* Problem description *
Scan the lines and state how many carry "name". Leave out everything but the number.

* Information provided *
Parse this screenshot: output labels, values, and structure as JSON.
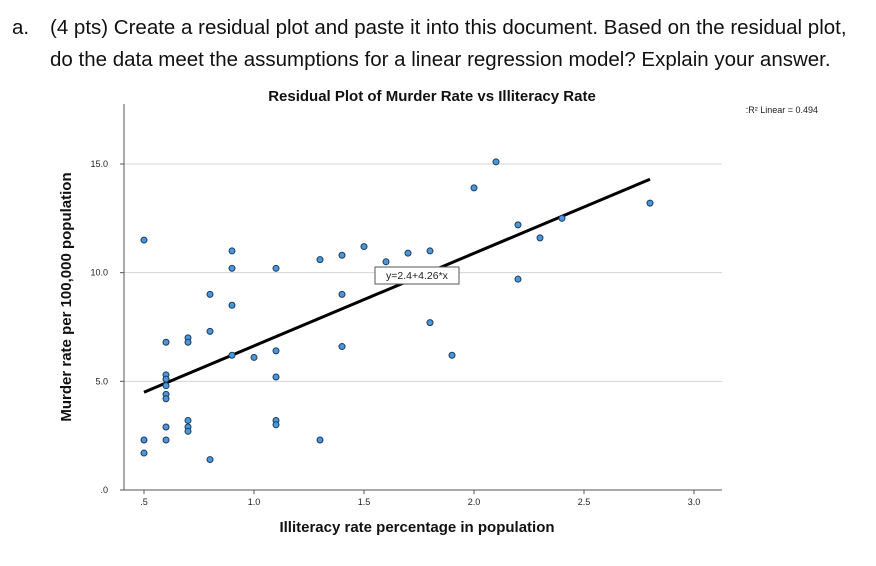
{
  "question": {
    "letter": "a.",
    "line1": "(4 pts) Create a residual plot and paste it into this document. Based on the residual plot,",
    "line2": "do the data meet the assumptions for a linear regression model? Explain your answer."
  },
  "chart_data": {
    "type": "scatter",
    "title": "Residual Plot of Murder Rate vs Illiteracy Rate",
    "xlabel": "Illiteracy rate percentage in population",
    "ylabel": "Murder rate per 100,000 population",
    "xlim": [
      0.5,
      3.0
    ],
    "ylim": [
      0.0,
      16.0
    ],
    "x_ticks": [
      0.5,
      1.0,
      1.5,
      2.0,
      2.5,
      3.0
    ],
    "x_tick_labels": [
      ".5",
      "1.0",
      "1.5",
      "2.0",
      "2.5",
      "3.0"
    ],
    "y_ticks": [
      0.0,
      5.0,
      10.0,
      15.0
    ],
    "y_tick_labels": [
      ".0",
      "5.0",
      "10.0",
      "15.0"
    ],
    "grid": "horizontal",
    "legend": "top-right",
    "r2_label": ":R² Linear = 0.494",
    "fit_line": {
      "intercept": 2.4,
      "slope": 4.26,
      "x_range": [
        0.5,
        2.8
      ],
      "label": "y=2.4+4.26*x"
    },
    "marker_color": "#4a97dc",
    "line_color": "#000000",
    "points": [
      {
        "x": 0.5,
        "y": 11.5
      },
      {
        "x": 0.5,
        "y": 2.3
      },
      {
        "x": 0.5,
        "y": 1.7
      },
      {
        "x": 0.6,
        "y": 6.8
      },
      {
        "x": 0.6,
        "y": 5.3
      },
      {
        "x": 0.6,
        "y": 5.1
      },
      {
        "x": 0.6,
        "y": 4.8
      },
      {
        "x": 0.6,
        "y": 4.4
      },
      {
        "x": 0.6,
        "y": 4.2
      },
      {
        "x": 0.6,
        "y": 2.9
      },
      {
        "x": 0.6,
        "y": 2.3
      },
      {
        "x": 0.7,
        "y": 7.0
      },
      {
        "x": 0.7,
        "y": 6.8
      },
      {
        "x": 0.7,
        "y": 3.2
      },
      {
        "x": 0.7,
        "y": 2.9
      },
      {
        "x": 0.7,
        "y": 2.7
      },
      {
        "x": 0.8,
        "y": 9.0
      },
      {
        "x": 0.8,
        "y": 7.3
      },
      {
        "x": 0.8,
        "y": 1.4
      },
      {
        "x": 0.9,
        "y": 11.0
      },
      {
        "x": 0.9,
        "y": 10.2
      },
      {
        "x": 0.9,
        "y": 8.5
      },
      {
        "x": 0.9,
        "y": 6.2
      },
      {
        "x": 1.0,
        "y": 6.1
      },
      {
        "x": 1.1,
        "y": 10.2
      },
      {
        "x": 1.1,
        "y": 6.4
      },
      {
        "x": 1.1,
        "y": 5.2
      },
      {
        "x": 1.1,
        "y": 3.2
      },
      {
        "x": 1.1,
        "y": 3.0
      },
      {
        "x": 1.3,
        "y": 10.6
      },
      {
        "x": 1.3,
        "y": 2.3
      },
      {
        "x": 1.4,
        "y": 10.8
      },
      {
        "x": 1.4,
        "y": 9.0
      },
      {
        "x": 1.4,
        "y": 6.6
      },
      {
        "x": 1.5,
        "y": 11.2
      },
      {
        "x": 1.6,
        "y": 10.5
      },
      {
        "x": 1.7,
        "y": 10.9
      },
      {
        "x": 1.8,
        "y": 11.0
      },
      {
        "x": 1.8,
        "y": 7.7
      },
      {
        "x": 1.9,
        "y": 6.2
      },
      {
        "x": 2.0,
        "y": 13.9
      },
      {
        "x": 2.1,
        "y": 15.1
      },
      {
        "x": 2.2,
        "y": 12.2
      },
      {
        "x": 2.2,
        "y": 9.7
      },
      {
        "x": 2.3,
        "y": 11.6
      },
      {
        "x": 2.4,
        "y": 12.5
      },
      {
        "x": 2.8,
        "y": 13.2
      }
    ]
  }
}
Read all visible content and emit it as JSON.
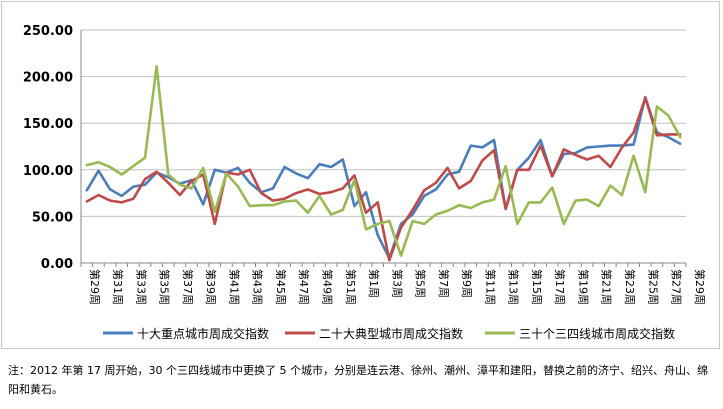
{
  "chart_data": {
    "type": "line",
    "title": "",
    "xlabel": "",
    "ylabel": "",
    "ylim": [
      0,
      250
    ],
    "yticks": [
      "0.00",
      "50.00",
      "100.00",
      "150.00",
      "200.00",
      "250.00"
    ],
    "grid": "horizontal",
    "legend_position": "bottom",
    "x_tick_labels": [
      "第29周",
      "第31周",
      "第33周",
      "第35周",
      "第37周",
      "第39周",
      "第41周",
      "第43周",
      "第45周",
      "第47周",
      "第49周",
      "第51周",
      "第1周",
      "第3周",
      "第5周",
      "第7周",
      "第9周",
      "第11周",
      "第13周",
      "第15周",
      "第17周",
      "第19周",
      "第21周",
      "第23周",
      "第25周",
      "第27周",
      "第29周"
    ],
    "series": [
      {
        "name": "十大重点城市周成交指数",
        "color": "#4a7ebb",
        "values": [
          78,
          99,
          79,
          72,
          82,
          84,
          97,
          92,
          85,
          89,
          63,
          100,
          97,
          102,
          86,
          76,
          80,
          103,
          96,
          91,
          106,
          103,
          111,
          61,
          76,
          30,
          5,
          42,
          52,
          72,
          79,
          95,
          98,
          126,
          124,
          132,
          58,
          100,
          113,
          132,
          93,
          117,
          118,
          124,
          125,
          126,
          126,
          127,
          178,
          140,
          135,
          128
        ]
      },
      {
        "name": "二十大典型城市周成交指数",
        "color": "#be4b48",
        "values": [
          66,
          73,
          67,
          65,
          69,
          90,
          98,
          86,
          73,
          88,
          95,
          42,
          97,
          95,
          100,
          75,
          67,
          69,
          75,
          79,
          74,
          76,
          80,
          94,
          54,
          65,
          3,
          38,
          57,
          78,
          86,
          102,
          80,
          88,
          110,
          121,
          58,
          100,
          100,
          126,
          93,
          122,
          116,
          111,
          115,
          103,
          124,
          140,
          177,
          137,
          138,
          138
        ]
      },
      {
        "name": "三十个三四线城市周成交指数",
        "color": "#98b954",
        "values": [
          105,
          108,
          103,
          95,
          104,
          113,
          211,
          95,
          84,
          80,
          102,
          55,
          96,
          82,
          61,
          62,
          62,
          66,
          67,
          54,
          72,
          52,
          57,
          89,
          36,
          42,
          45,
          8,
          45,
          42,
          52,
          56,
          62,
          59,
          65,
          68,
          104,
          42,
          65,
          65,
          81,
          42,
          67,
          68,
          61,
          83,
          73,
          115,
          76,
          168,
          158,
          135
        ]
      }
    ]
  },
  "footnote": "注：2012 年第 17 周开始，30 个三四线城市中更换了 5 个城市，分别是连云港、徐州、潮州、漳平和建阳，替换之前的济宁、绍兴、舟山、绵阳和黄石。"
}
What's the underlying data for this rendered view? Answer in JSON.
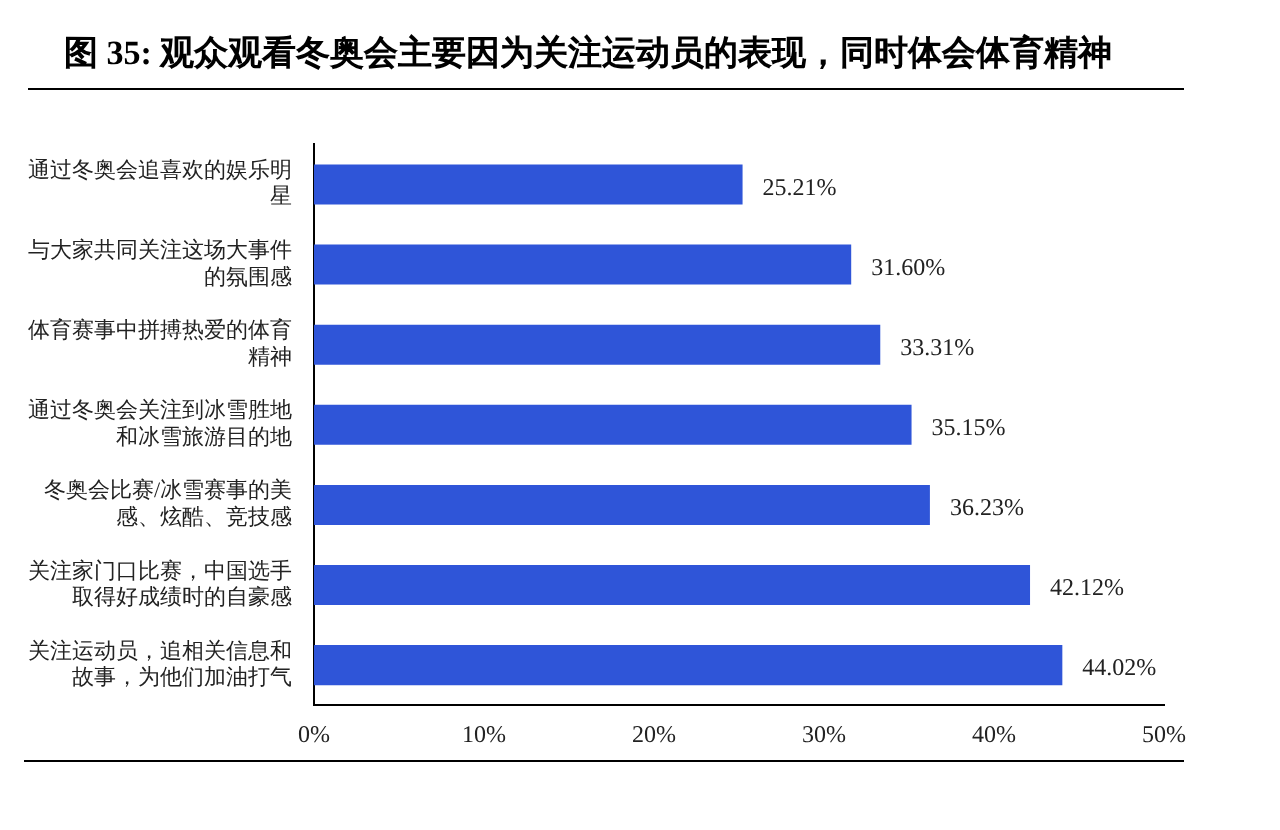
{
  "chart_data": {
    "type": "bar",
    "orientation": "horizontal",
    "title": "图  35: 观众观看冬奥会主要因为关注运动员的表现，同时体会体育精神",
    "categories": [
      "通过冬奥会追喜欢的娱乐明星",
      "与大家共同关注这场大事件的氛围感",
      "体育赛事中拼搏热爱的体育精神",
      "通过冬奥会关注到冰雪胜地和冰雪旅游目的地",
      "冬奥会比赛/冰雪赛事的美感、炫酷、竞技感",
      "关注家门口比赛，中国选手取得好成绩时的自豪感",
      "关注运动员，追相关信息和故事，为他们加油打气"
    ],
    "values": [
      25.21,
      31.6,
      33.31,
      35.15,
      36.23,
      42.12,
      44.02
    ],
    "value_labels": [
      "25.21%",
      "31.60%",
      "33.31%",
      "35.15%",
      "36.23%",
      "42.12%",
      "44.02%"
    ],
    "color": "#2f55d8",
    "xlim": [
      0,
      50
    ],
    "xticks": [
      {
        "value": 0,
        "label": "0%"
      },
      {
        "value": 10,
        "label": "10%"
      },
      {
        "value": 20,
        "label": "20%"
      },
      {
        "value": 30,
        "label": "30%"
      },
      {
        "value": 40,
        "label": "40%"
      },
      {
        "value": 50,
        "label": "50%"
      }
    ],
    "grid": false,
    "legend": false
  }
}
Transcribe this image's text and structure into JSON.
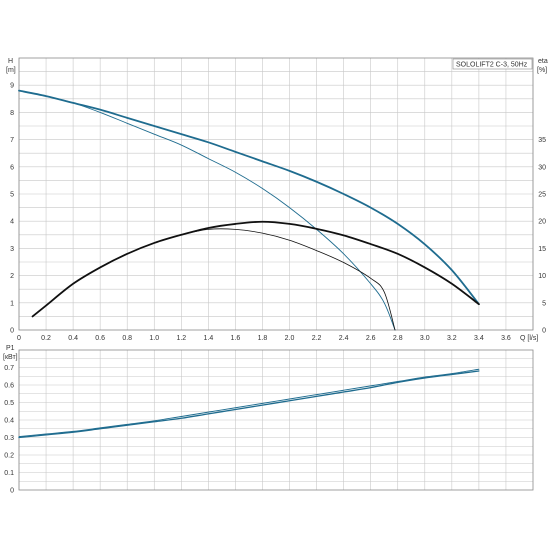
{
  "colors": {
    "h_curve": "#1f6c8f",
    "eta_curve": "#111111",
    "p1_curve": "#1f6c8f",
    "grid": "#c8c8c8",
    "frame": "#8a8a8a"
  },
  "chart_data": [
    {
      "type": "line",
      "legend_box": "SOLOLIFT2 C-3, 50Hz",
      "xlabel": "Q [l/s]",
      "ylabel_left": "H",
      "ylabel_left_unit": "[m]",
      "ylabel_right": "eta",
      "ylabel_right_unit": "[%]",
      "xlim": [
        0,
        3.8
      ],
      "ylim": [
        0,
        10
      ],
      "ylim_right": [
        0,
        50
      ],
      "x_ticks": [
        "0",
        "0.2",
        "0.4",
        "0.6",
        "0.8",
        "1.0",
        "1.2",
        "1.4",
        "1.6",
        "1.8",
        "2.0",
        "2.2",
        "2.4",
        "2.6",
        "2.8",
        "3.0",
        "3.2",
        "3.4",
        "3.6"
      ],
      "y_ticks": [
        "0",
        "1",
        "2",
        "3",
        "4",
        "5",
        "6",
        "7",
        "8",
        "9"
      ],
      "y_ticks_right": [
        "0",
        "5",
        "10",
        "15",
        "20",
        "25",
        "30",
        "35"
      ],
      "grid": true,
      "series": [
        {
          "axis": "left",
          "style": "h-thick",
          "x": [
            0,
            0.2,
            0.4,
            0.6,
            0.8,
            1.0,
            1.2,
            1.4,
            1.6,
            1.8,
            2.0,
            2.2,
            2.4,
            2.6,
            2.8,
            3.0,
            3.2,
            3.4
          ],
          "y": [
            8.8,
            8.6,
            8.35,
            8.1,
            7.8,
            7.5,
            7.2,
            6.9,
            6.55,
            6.2,
            5.85,
            5.45,
            5.0,
            4.5,
            3.9,
            3.15,
            2.2,
            0.95
          ]
        },
        {
          "axis": "left",
          "style": "h-thin",
          "x": [
            0,
            0.2,
            0.4,
            0.6,
            0.8,
            1.0,
            1.2,
            1.4,
            1.6,
            1.8,
            2.0,
            2.2,
            2.4,
            2.6,
            2.7,
            2.78
          ],
          "y": [
            8.8,
            8.6,
            8.35,
            8.0,
            7.6,
            7.2,
            6.8,
            6.3,
            5.8,
            5.2,
            4.5,
            3.7,
            2.8,
            1.7,
            1.0,
            0.0
          ]
        },
        {
          "axis": "right",
          "style": "eta-thick",
          "x": [
            0.1,
            0.2,
            0.4,
            0.6,
            0.8,
            1.0,
            1.2,
            1.4,
            1.6,
            1.8,
            2.0,
            2.2,
            2.4,
            2.6,
            2.8,
            3.0,
            3.2,
            3.4
          ],
          "y": [
            2.5,
            4.5,
            8.5,
            11.5,
            14.0,
            16.0,
            17.5,
            18.75,
            19.5,
            19.9,
            19.5,
            18.6,
            17.4,
            15.8,
            14.0,
            11.5,
            8.5,
            4.75
          ]
        },
        {
          "axis": "right",
          "style": "eta-thin",
          "x": [
            0.1,
            0.2,
            0.4,
            0.6,
            0.8,
            1.0,
            1.2,
            1.4,
            1.6,
            1.8,
            2.0,
            2.2,
            2.4,
            2.6,
            2.7,
            2.78
          ],
          "y": [
            2.5,
            4.5,
            8.5,
            11.5,
            14.0,
            16.0,
            17.5,
            18.5,
            18.5,
            17.8,
            16.5,
            14.6,
            12.4,
            9.5,
            7.0,
            0.0
          ]
        }
      ]
    },
    {
      "type": "line",
      "ylabel_left": "P1",
      "ylabel_left_unit": "[кВт]",
      "xlim": [
        0,
        3.8
      ],
      "ylim": [
        0,
        0.8
      ],
      "y_ticks": [
        "0",
        "0.1",
        "0.2",
        "0.3",
        "0.4",
        "0.5",
        "0.6",
        "0.7"
      ],
      "grid": true,
      "series": [
        {
          "axis": "left",
          "style": "p1-a",
          "x": [
            0,
            0.2,
            0.4,
            0.6,
            0.8,
            1.0,
            1.2,
            1.4,
            1.6,
            1.8,
            2.0,
            2.2,
            2.4,
            2.6,
            2.8,
            3.0,
            3.2,
            3.4
          ],
          "y": [
            0.3,
            0.315,
            0.33,
            0.35,
            0.37,
            0.39,
            0.41,
            0.435,
            0.46,
            0.485,
            0.51,
            0.535,
            0.56,
            0.585,
            0.615,
            0.64,
            0.66,
            0.68
          ]
        },
        {
          "axis": "left",
          "style": "p1-b",
          "x": [
            0,
            0.2,
            0.4,
            0.6,
            0.8,
            1.0,
            1.2,
            1.4,
            1.6,
            1.8,
            2.0,
            2.2,
            2.4,
            2.6,
            2.8,
            3.0,
            3.2,
            3.4
          ],
          "y": [
            0.305,
            0.32,
            0.335,
            0.355,
            0.375,
            0.395,
            0.42,
            0.445,
            0.47,
            0.495,
            0.52,
            0.545,
            0.57,
            0.595,
            0.62,
            0.645,
            0.665,
            0.69
          ]
        }
      ]
    }
  ]
}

* Solution *
3